Figure record extracts:
>>>

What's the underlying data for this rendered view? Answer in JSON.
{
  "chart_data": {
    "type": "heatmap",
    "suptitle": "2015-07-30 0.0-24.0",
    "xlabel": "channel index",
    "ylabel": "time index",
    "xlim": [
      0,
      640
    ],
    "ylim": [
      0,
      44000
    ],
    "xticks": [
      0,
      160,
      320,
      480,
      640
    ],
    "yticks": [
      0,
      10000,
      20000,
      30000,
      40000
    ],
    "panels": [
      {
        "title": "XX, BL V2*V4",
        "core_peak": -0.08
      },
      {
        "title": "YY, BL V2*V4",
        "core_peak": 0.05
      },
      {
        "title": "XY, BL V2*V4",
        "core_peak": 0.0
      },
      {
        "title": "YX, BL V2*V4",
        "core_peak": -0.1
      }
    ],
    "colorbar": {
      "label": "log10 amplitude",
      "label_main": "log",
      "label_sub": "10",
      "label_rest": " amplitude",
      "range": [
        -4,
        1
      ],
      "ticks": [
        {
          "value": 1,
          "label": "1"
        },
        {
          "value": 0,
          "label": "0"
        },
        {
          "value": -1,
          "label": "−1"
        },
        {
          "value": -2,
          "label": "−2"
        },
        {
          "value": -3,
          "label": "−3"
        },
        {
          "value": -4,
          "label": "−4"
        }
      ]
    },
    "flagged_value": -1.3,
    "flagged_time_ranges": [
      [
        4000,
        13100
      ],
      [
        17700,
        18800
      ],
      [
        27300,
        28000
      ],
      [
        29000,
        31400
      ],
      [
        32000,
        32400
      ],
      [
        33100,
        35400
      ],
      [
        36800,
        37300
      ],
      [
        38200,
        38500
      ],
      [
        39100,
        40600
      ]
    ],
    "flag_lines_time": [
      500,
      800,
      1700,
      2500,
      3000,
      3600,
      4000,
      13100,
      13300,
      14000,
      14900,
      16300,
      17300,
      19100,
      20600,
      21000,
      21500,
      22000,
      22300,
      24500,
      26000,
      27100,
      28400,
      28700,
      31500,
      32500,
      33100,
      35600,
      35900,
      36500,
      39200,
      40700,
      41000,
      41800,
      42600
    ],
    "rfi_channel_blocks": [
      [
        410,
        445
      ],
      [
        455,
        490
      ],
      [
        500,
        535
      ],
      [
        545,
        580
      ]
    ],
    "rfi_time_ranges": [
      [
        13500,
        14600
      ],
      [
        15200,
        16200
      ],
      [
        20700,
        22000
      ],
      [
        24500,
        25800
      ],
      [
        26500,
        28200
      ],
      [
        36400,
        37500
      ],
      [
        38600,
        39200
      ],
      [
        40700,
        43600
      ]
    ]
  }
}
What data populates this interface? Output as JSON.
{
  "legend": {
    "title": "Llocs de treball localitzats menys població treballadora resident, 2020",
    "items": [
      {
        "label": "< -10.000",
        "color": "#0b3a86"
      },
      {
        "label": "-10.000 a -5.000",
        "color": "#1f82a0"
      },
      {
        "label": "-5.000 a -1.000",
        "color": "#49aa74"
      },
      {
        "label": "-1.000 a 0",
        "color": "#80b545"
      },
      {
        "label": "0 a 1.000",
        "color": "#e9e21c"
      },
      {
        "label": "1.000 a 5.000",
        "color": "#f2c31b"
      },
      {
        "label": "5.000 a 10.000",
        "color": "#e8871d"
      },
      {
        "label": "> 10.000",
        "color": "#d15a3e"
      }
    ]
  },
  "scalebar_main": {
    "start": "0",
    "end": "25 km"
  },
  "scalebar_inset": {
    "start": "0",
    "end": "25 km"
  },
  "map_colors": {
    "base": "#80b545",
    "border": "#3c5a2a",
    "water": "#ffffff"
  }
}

<<<

**YOUR GOAL**
Determine how many lines of the listing hold the word "What" and reply with that figure alone.

**WRITTEN ANSWER**
2